* **What you should do**: In full and without deviation, write out the entries that follow.

* **Excerpted data**:
------------------------------------------------------------------------
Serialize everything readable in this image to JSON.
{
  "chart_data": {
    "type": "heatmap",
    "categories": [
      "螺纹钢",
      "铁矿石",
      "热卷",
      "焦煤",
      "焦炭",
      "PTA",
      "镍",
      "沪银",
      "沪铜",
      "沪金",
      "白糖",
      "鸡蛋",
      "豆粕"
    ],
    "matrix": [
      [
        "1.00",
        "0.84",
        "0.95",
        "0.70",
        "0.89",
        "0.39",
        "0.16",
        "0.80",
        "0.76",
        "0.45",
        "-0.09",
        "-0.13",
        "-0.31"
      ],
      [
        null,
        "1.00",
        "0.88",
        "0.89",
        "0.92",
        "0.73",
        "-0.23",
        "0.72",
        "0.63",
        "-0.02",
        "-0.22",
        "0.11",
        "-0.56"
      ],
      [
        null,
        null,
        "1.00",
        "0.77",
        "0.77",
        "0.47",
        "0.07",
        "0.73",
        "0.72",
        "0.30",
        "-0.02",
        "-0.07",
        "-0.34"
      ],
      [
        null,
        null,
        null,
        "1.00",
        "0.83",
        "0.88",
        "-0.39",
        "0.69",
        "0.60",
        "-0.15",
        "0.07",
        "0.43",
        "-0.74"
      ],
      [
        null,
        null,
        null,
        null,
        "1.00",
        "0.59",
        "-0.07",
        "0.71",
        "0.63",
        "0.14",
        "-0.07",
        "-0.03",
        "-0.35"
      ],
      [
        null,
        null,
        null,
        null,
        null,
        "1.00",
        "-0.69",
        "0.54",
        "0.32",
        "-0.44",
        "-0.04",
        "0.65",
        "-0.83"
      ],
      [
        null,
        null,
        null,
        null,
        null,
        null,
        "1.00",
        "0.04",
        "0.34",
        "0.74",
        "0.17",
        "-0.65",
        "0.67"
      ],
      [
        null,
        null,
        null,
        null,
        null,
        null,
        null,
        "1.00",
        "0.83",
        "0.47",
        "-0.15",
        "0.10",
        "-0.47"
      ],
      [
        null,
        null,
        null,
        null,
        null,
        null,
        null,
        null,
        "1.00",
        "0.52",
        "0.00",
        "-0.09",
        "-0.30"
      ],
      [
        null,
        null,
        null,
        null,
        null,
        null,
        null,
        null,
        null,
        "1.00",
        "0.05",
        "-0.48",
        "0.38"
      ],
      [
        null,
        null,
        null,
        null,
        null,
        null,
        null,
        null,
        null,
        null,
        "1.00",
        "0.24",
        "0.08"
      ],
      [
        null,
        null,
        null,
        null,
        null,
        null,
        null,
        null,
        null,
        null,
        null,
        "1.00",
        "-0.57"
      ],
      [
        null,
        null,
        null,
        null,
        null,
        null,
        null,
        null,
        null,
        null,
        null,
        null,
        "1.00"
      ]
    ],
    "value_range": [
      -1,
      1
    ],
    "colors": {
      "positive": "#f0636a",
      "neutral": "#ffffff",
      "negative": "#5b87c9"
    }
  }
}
------------------------------------------------------------------------
* **Task response**:
Serialize everything readable in this image to JSON.
{
  "chart_data": {
    "type": "heatmap",
    "categories": [
      "螺纹钢",
      "铁矿石",
      "热卷",
      "焦煤",
      "焦炭",
      "PTA",
      "镍",
      "沪银",
      "沪铜",
      "沪金",
      "白糖",
      "鸡蛋",
      "豆粕"
    ],
    "matrix": [
      [
        "1.00",
        "0.84",
        "0.95",
        "0.70",
        "0.89",
        "0.39",
        "0.16",
        "0.80",
        "0.76",
        "0.45",
        "-0.09",
        "-0.13",
        "-0.31"
      ],
      [
        null,
        "1.00",
        "0.88",
        "0.89",
        "0.92",
        "0.73",
        "-0.23",
        "0.72",
        "0.63",
        "-0.02",
        "-0.22",
        "0.11",
        "-0.56"
      ],
      [
        null,
        null,
        "1.00",
        "0.77",
        "0.77",
        "0.47",
        "0.07",
        "0.73",
        "0.72",
        "0.30",
        "-0.02",
        "-0.07",
        "-0.34"
      ],
      [
        null,
        null,
        null,
        "1.00",
        "0.83",
        "0.88",
        "-0.39",
        "0.69",
        "0.60",
        "-0.15",
        "0.07",
        "0.43",
        "-0.74"
      ],
      [
        null,
        null,
        null,
        null,
        "1.00",
        "0.59",
        "-0.07",
        "0.71",
        "0.63",
        "0.14",
        "-0.07",
        "-0.03",
        "-0.35"
      ],
      [
        null,
        null,
        null,
        null,
        null,
        "1.00",
        "-0.69",
        "0.54",
        "0.32",
        "-0.44",
        "-0.04",
        "0.65",
        "-0.83"
      ],
      [
        null,
        null,
        null,
        null,
        null,
        null,
        "1.00",
        "0.04",
        "0.34",
        "0.74",
        "0.17",
        "-0.65",
        "0.67"
      ],
      [
        null,
        null,
        null,
        null,
        null,
        null,
        null,
        "1.00",
        "0.83",
        "0.47",
        "-0.15",
        "0.10",
        "-0.47"
      ],
      [
        null,
        null,
        null,
        null,
        null,
        null,
        null,
        null,
        "1.00",
        "0.52",
        "0.00",
        "-0.09",
        "-0.30"
      ],
      [
        null,
        null,
        null,
        null,
        null,
        null,
        null,
        null,
        null,
        "1.00",
        "0.05",
        "-0.48",
        "0.38"
      ],
      [
        null,
        null,
        null,
        null,
        null,
        null,
        null,
        null,
        null,
        null,
        "1.00",
        "0.24",
        "0.08"
      ],
      [
        null,
        null,
        null,
        null,
        null,
        null,
        null,
        null,
        null,
        null,
        null,
        "1.00",
        "-0.57"
      ],
      [
        null,
        null,
        null,
        null,
        null,
        null,
        null,
        null,
        null,
        null,
        null,
        null,
        "1.00"
      ]
    ],
    "value_range": [
      -1,
      1
    ],
    "colors": {
      "positive": "#f0636a",
      "neutral": "#ffffff",
      "negative": "#5b87c9"
    }
  }
}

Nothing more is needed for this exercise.